**WHAT TO PRODUCE**
Below are the records. Gather each line that holds "this".

[Entries taken from a collection]
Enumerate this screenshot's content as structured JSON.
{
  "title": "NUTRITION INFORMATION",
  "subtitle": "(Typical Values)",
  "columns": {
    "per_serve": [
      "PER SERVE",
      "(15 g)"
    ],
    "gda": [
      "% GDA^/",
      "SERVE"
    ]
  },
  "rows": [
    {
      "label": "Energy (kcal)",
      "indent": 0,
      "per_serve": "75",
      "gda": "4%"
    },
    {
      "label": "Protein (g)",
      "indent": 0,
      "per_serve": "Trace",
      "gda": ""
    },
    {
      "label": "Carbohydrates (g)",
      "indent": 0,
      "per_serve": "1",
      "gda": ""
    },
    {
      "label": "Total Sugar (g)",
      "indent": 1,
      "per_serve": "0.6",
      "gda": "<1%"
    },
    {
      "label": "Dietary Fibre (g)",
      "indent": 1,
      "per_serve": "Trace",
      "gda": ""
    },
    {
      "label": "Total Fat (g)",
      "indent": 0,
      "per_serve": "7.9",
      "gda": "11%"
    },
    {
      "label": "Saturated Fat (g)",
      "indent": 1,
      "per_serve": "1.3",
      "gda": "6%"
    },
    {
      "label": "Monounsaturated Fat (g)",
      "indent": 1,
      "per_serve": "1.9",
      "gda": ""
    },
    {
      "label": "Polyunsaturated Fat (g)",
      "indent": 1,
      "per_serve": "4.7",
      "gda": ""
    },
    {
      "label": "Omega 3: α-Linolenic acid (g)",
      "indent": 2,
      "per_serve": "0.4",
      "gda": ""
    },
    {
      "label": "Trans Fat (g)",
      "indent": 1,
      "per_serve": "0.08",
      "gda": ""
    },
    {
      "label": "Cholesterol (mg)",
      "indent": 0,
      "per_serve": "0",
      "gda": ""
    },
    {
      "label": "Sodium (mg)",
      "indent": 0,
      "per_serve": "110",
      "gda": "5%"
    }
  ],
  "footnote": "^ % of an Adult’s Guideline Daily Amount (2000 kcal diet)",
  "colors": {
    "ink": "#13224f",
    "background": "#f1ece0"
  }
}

* * *

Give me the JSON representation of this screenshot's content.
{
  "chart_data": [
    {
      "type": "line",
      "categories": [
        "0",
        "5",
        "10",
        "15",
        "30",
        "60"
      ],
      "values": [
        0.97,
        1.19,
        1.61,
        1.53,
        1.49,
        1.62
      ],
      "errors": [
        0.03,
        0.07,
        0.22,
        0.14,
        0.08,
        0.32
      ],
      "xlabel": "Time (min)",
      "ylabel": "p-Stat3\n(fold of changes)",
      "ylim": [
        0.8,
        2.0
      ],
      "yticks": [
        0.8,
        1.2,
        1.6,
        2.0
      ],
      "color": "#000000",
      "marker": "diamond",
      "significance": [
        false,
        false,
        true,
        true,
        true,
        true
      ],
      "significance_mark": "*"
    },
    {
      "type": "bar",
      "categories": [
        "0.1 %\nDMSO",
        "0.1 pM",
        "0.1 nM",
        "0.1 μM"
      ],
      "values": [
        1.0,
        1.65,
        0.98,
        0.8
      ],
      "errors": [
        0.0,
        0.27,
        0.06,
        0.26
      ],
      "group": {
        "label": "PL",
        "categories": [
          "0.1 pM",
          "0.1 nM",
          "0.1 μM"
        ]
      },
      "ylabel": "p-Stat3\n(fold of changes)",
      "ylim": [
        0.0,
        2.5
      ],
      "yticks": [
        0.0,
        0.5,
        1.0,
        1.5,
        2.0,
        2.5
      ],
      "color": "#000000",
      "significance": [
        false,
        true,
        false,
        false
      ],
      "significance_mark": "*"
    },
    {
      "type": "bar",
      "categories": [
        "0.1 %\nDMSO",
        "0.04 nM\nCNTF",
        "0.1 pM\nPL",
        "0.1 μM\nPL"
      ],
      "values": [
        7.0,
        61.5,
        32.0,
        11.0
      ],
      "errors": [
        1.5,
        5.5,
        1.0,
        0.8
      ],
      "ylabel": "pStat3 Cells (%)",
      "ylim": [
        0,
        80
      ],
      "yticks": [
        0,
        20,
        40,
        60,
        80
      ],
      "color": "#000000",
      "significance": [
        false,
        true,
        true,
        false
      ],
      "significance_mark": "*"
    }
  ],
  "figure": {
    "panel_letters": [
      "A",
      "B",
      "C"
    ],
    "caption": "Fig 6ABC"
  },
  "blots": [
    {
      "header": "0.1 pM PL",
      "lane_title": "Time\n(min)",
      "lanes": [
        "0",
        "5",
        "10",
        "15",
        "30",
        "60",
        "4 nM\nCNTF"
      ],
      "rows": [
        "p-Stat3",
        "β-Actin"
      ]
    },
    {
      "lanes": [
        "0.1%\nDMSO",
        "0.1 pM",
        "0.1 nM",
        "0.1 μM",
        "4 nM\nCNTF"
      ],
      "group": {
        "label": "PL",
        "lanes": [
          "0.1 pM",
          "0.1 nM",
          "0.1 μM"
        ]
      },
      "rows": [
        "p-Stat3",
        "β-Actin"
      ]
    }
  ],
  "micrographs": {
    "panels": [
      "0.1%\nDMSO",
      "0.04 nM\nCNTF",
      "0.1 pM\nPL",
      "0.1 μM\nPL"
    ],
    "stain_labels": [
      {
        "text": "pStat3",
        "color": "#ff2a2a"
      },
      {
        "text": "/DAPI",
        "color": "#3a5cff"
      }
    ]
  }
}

**RESPONSE AREA**
Enumerate this screenshot's content as structured JSON.
Give me the JSON representation of this screenshot's content.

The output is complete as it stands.